## WRITTEN REQUEST
Pull out every line containing the string "after".
** start **
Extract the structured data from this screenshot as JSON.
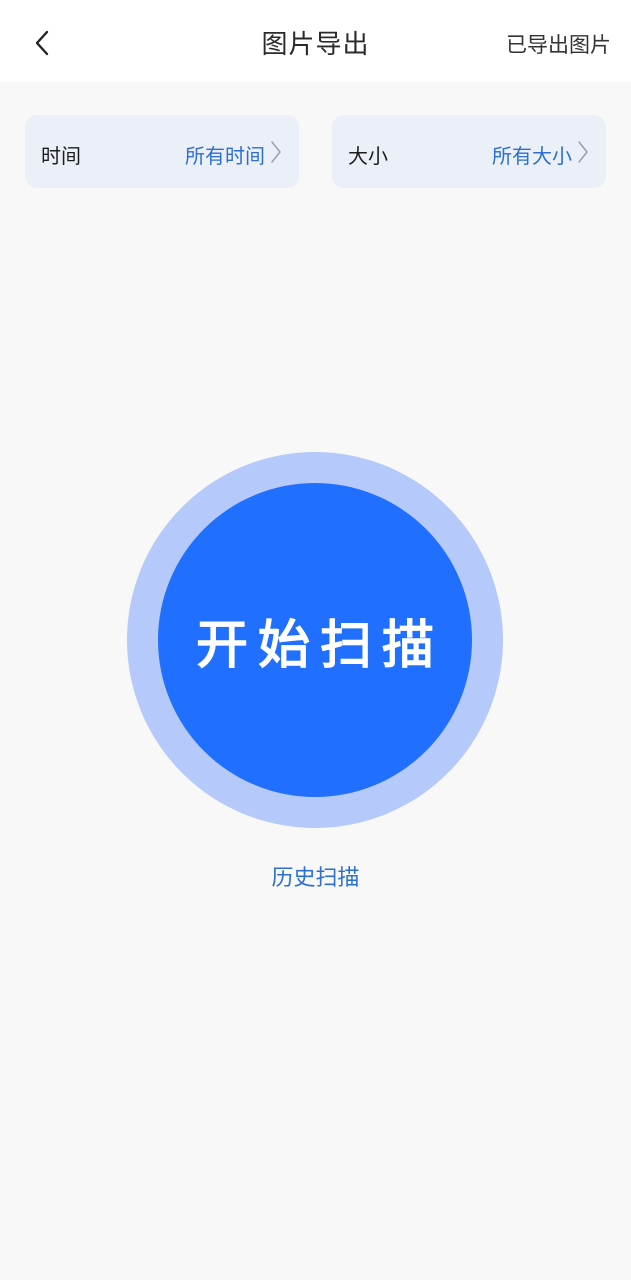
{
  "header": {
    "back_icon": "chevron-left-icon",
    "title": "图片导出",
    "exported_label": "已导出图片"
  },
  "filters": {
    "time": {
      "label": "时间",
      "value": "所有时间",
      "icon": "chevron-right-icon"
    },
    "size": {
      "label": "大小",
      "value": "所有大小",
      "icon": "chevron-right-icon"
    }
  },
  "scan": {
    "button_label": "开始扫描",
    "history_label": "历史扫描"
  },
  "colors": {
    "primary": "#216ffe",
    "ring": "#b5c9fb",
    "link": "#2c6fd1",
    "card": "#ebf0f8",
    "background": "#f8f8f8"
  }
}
** end **
** start **
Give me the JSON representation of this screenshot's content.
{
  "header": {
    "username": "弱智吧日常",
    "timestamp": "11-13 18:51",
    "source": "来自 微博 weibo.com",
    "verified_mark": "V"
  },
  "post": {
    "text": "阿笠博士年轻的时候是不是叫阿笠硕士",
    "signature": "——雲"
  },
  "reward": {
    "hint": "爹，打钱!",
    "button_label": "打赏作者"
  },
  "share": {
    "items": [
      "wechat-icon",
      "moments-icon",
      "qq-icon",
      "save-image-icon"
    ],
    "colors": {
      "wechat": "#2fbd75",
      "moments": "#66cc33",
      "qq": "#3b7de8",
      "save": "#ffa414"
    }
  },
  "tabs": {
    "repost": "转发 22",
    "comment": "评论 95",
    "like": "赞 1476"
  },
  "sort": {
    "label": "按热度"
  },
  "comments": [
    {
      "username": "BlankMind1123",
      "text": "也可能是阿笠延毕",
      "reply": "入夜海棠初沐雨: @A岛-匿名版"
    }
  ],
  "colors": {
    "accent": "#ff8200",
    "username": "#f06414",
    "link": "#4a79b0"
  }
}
** end **
** start **
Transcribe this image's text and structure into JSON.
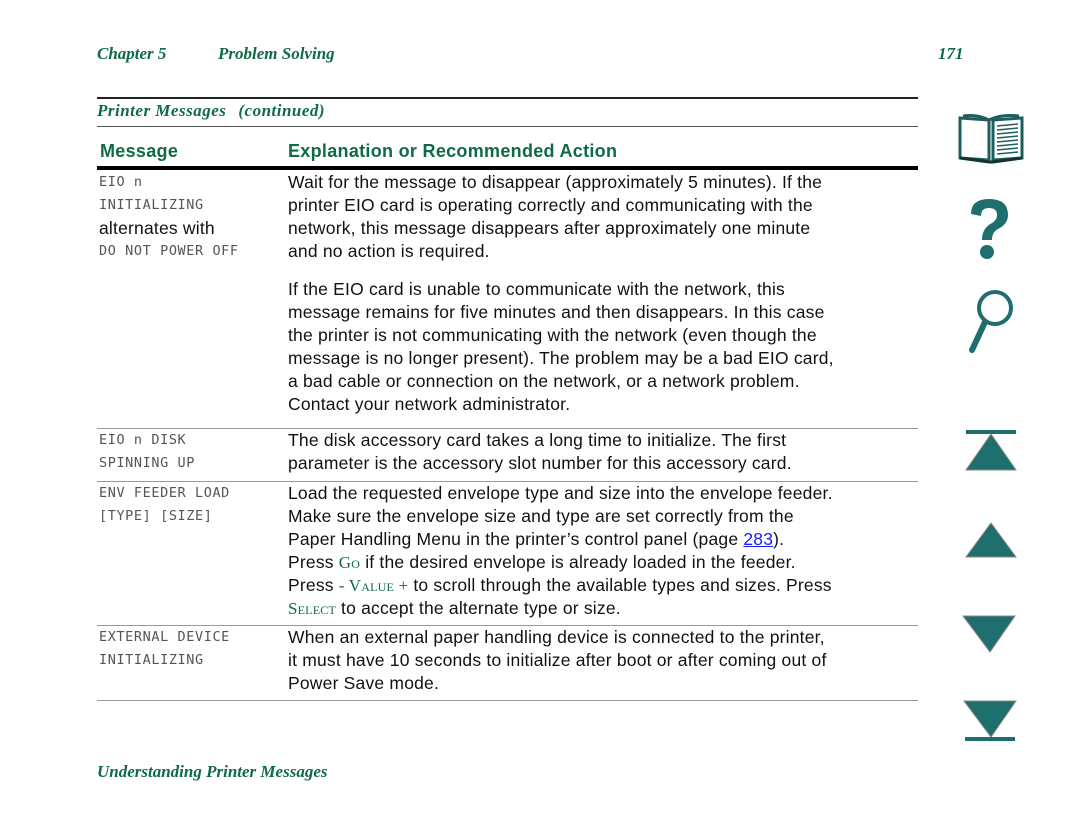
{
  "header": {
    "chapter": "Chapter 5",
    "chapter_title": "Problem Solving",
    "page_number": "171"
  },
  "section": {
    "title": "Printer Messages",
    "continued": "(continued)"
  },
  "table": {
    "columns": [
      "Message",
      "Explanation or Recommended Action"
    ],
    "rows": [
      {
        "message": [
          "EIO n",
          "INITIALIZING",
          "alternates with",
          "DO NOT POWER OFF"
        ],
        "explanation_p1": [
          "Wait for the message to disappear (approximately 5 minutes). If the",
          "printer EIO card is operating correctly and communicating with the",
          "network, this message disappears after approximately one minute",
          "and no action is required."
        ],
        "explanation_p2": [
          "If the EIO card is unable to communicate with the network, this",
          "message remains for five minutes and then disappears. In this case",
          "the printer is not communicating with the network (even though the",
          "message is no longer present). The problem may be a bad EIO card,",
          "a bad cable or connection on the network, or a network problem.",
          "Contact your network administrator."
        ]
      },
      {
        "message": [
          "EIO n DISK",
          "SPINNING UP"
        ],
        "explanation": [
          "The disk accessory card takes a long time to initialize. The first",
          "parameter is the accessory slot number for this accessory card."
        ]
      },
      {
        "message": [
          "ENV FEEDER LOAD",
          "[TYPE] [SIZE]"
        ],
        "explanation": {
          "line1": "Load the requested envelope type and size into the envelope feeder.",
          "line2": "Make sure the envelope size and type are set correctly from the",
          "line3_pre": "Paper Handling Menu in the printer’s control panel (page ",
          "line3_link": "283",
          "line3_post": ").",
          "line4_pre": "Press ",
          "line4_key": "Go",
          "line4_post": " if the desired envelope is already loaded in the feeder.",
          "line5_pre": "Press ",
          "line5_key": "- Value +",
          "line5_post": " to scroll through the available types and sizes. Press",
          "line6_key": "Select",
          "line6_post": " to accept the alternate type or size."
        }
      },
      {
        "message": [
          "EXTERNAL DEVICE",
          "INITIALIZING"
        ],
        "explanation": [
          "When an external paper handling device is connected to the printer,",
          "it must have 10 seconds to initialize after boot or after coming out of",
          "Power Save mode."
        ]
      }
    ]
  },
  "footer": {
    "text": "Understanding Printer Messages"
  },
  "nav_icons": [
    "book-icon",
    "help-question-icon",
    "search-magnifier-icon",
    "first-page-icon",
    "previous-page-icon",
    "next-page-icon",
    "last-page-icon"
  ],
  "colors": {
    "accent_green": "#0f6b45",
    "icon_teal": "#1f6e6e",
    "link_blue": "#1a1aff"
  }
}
** end **
## THE RESULT
          "network, this message disappears after approximately one minute",
          "it must have 10 seconds to initialize after boot or after coming out of",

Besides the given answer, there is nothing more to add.